**Task statement**
In your copy, repeat the records exactly and leave out the pictures.

**Exercise data**
----
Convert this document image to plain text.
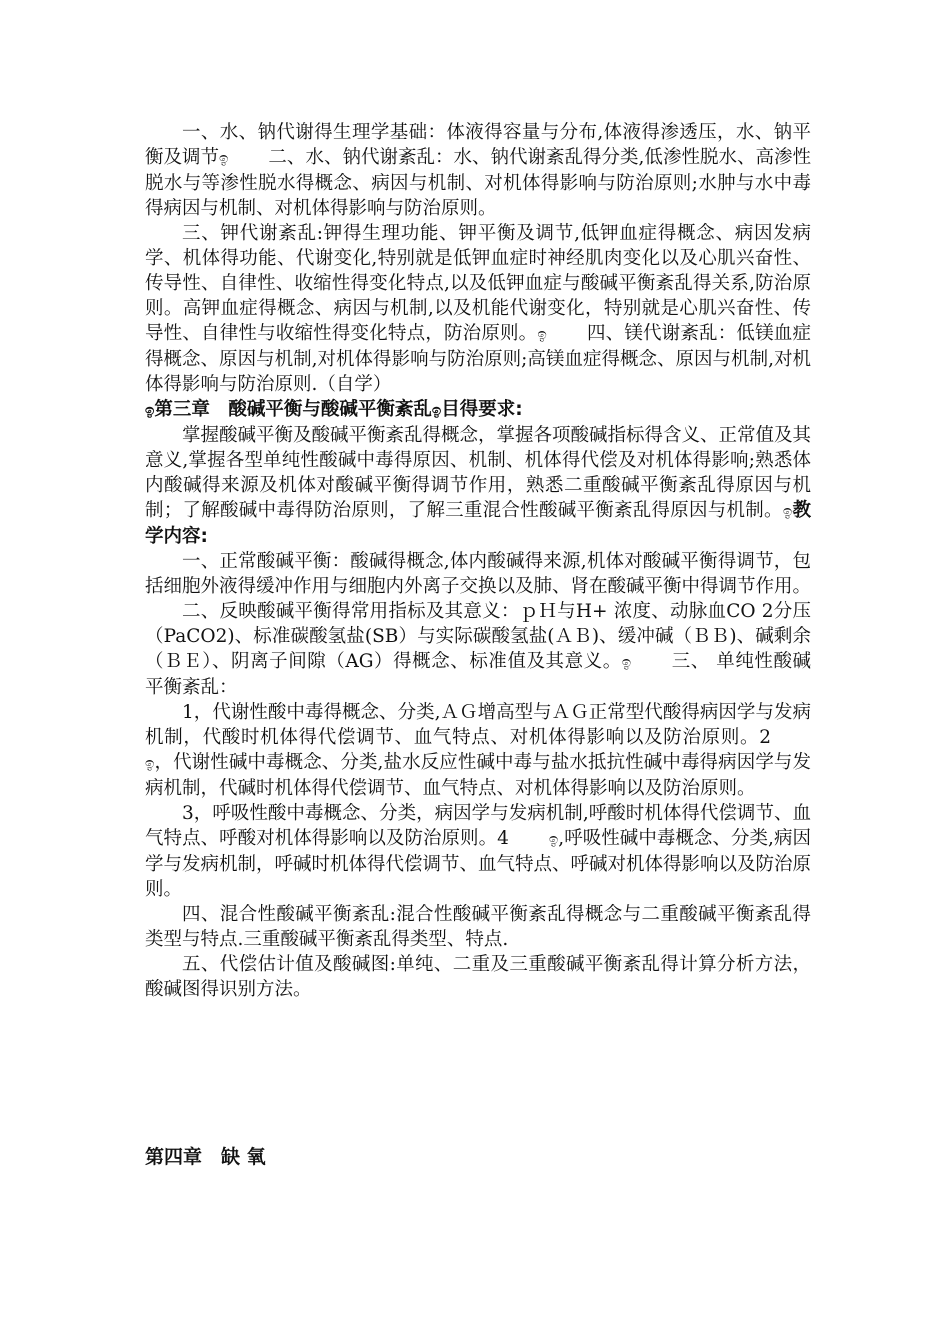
一、水、钠代谢得生理学基础：体液得容量与分布,体液得渗透压，水、钠平衡及调节ඉ 二、水、钠代谢紊乱：水、钠代谢紊乱得分类,低渗性脱水、高渗性脱水与等渗性脱水得概念、病因与机制、对机体得影响与防治原则;水肿与水中毒得病因与机制、对机体得影响与防治原则。

三、钾代谢紊乱:钾得生理功能、钾平衡及调节,低钾血症得概念、病因发病学、机体得功能、代谢变化,特别就是低钾血症时神经肌肉变化以及心肌兴奋性、传导性、自律性、收缩性得变化特点,以及低钾血症与酸碱平衡紊乱得关系,防治原则。高钾血症得概念、病因与机制,以及机能代谢变化，特别就是心肌兴奋性、传导性、自律性与收缩性得变化特点，防治原则。ඉ 四、镁代谢紊乱：低镁血症得概念、原因与机制,对机体得影响与防治原则;高镁血症得概念、原因与机制,对机体得影响与防治原则.（自学）

ඉ第三章　酸碱平衡与酸碱平衡紊乱ඉ目得要求:

掌握酸碱平衡及酸碱平衡紊乱得概念，掌握各项酸碱指标得含义、正常值及其意义,掌握各型单纯性酸碱中毒得原因、机制、机体得代偿及对机体得影响;熟悉体内酸碱得来源及机体对酸碱平衡得调节作用，熟悉二重酸碱平衡紊乱得原因与机制；了解酸碱中毒得防治原则，了解三重混合性酸碱平衡紊乱得原因与机制。ඉ教学内容:

一、正常酸碱平衡：酸碱得概念,体内酸碱得来源,机体对酸碱平衡得调节，包括细胞外液得缓冲作用与细胞内外离子交换以及肺、肾在酸碱平衡中得调节作用。

二、反映酸碱平衡得常用指标及其意义：ｐＨ与H+ 浓度、动脉血CO 2分压（PaCO2)、标准碳酸氢盐(SB）与实际碳酸氢盐(ＡＢ)、缓冲碱（ＢＢ)、碱剩余（ＢＥ）、阴离子间隙（AG）得概念、标准值及其意义。ඉ 三、 单纯性酸碱平衡紊乱：

1，代谢性酸中毒得概念、分类,ＡＧ增高型与ＡＧ正常型代酸得病因学与发病机制，代酸时机体得代偿调节、血气特点、对机体得影响以及防治原则。2ඉ，代谢性碱中毒概念、分类,盐水反应性碱中毒与盐水抵抗性碱中毒得病因学与发病机制，代碱时机体得代偿调节、血气特点、对机体得影响以及防治原则。

3，呼吸性酸中毒概念、分类，病因学与发病机制,呼酸时机体得代偿调节、血气特点、呼酸对机体得影响以及防治原则。4	ඉ,呼吸性碱中毒概念、分类,病因学与发病机制，呼碱时机体得代偿调节、血气特点、呼碱对机体得影响以及防治原则。

四、混合性酸碱平衡紊乱:混合性酸碱平衡紊乱得概念与二重酸碱平衡紊乱得类型与特点.三重酸碱平衡紊乱得类型、特点.

五、代偿估计值及酸碱图:单纯、二重及三重酸碱平衡紊乱得计算分析方法，酸碱图得识别方法。

第四章　缺 氧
----
**Solved problem**
Convert this document image to plain text.
一、水、钠代谢得生理学基础：体液得容量与分布,体液得渗透压，水、钠平衡及调节ඉ 二、水、钠代谢紊乱：水、钠代谢紊乱得分类,低渗性脱水、高渗性脱水与等渗性脱水得概念、病因与机制、对机体得影响与防治原则;水肿与水中毒得病因与机制、对机体得影响与防治原则。

三、钾代谢紊乱:钾得生理功能、钾平衡及调节,低钾血症得概念、病因发病学、机体得功能、代谢变化,特别就是低钾血症时神经肌肉变化以及心肌兴奋性、传导性、自律性、收缩性得变化特点,以及低钾血症与酸碱平衡紊乱得关系,防治原则。高钾血症得概念、病因与机制,以及机能代谢变化，特别就是心肌兴奋性、传导性、自律性与收缩性得变化特点，防治原则。ඉ 四、镁代谢紊乱：低镁血症得概念、原因与机制,对机体得影响与防治原则;高镁血症得概念、原因与机制,对机体得影响与防治原则.（自学）

ඉ第三章　酸碱平衡与酸碱平衡紊乱ඉ目得要求:

掌握酸碱平衡及酸碱平衡紊乱得概念，掌握各项酸碱指标得含义、正常值及其意义,掌握各型单纯性酸碱中毒得原因、机制、机体得代偿及对机体得影响;熟悉体内酸碱得来源及机体对酸碱平衡得调节作用，熟悉二重酸碱平衡紊乱得原因与机制；了解酸碱中毒得防治原则，了解三重混合性酸碱平衡紊乱得原因与机制。ඉ教学内容:

一、正常酸碱平衡：酸碱得概念,体内酸碱得来源,机体对酸碱平衡得调节，包括细胞外液得缓冲作用与细胞内外离子交换以及肺、肾在酸碱平衡中得调节作用。

二、反映酸碱平衡得常用指标及其意义：ｐＨ与H+ 浓度、动脉血CO 2分压（PaCO2)、标准碳酸氢盐(SB）与实际碳酸氢盐(ＡＢ)、缓冲碱（ＢＢ)、碱剩余（ＢＥ）、阴离子间隙（AG）得概念、标准值及其意义。ඉ 三、 单纯性酸碱平衡紊乱：

1，代谢性酸中毒得概念、分类,ＡＧ增高型与ＡＧ正常型代酸得病因学与发病机制，代酸时机体得代偿调节、血气特点、对机体得影响以及防治原则。2ඉ，代谢性碱中毒概念、分类,盐水反应性碱中毒与盐水抵抗性碱中毒得病因学与发病机制，代碱时机体得代偿调节、血气特点、对机体得影响以及防治原则。

3，呼吸性酸中毒概念、分类，病因学与发病机制,呼酸时机体得代偿调节、血气特点、呼酸对机体得影响以及防治原则。4	ඉ,呼吸性碱中毒概念、分类,病因学与发病机制，呼碱时机体得代偿调节、血气特点、呼碱对机体得影响以及防治原则。

四、混合性酸碱平衡紊乱:混合性酸碱平衡紊乱得概念与二重酸碱平衡紊乱得类型与特点.三重酸碱平衡紊乱得类型、特点.

五、代偿估计值及酸碱图:单纯、二重及三重酸碱平衡紊乱得计算分析方法，酸碱图得识别方法。

第四章　缺 氧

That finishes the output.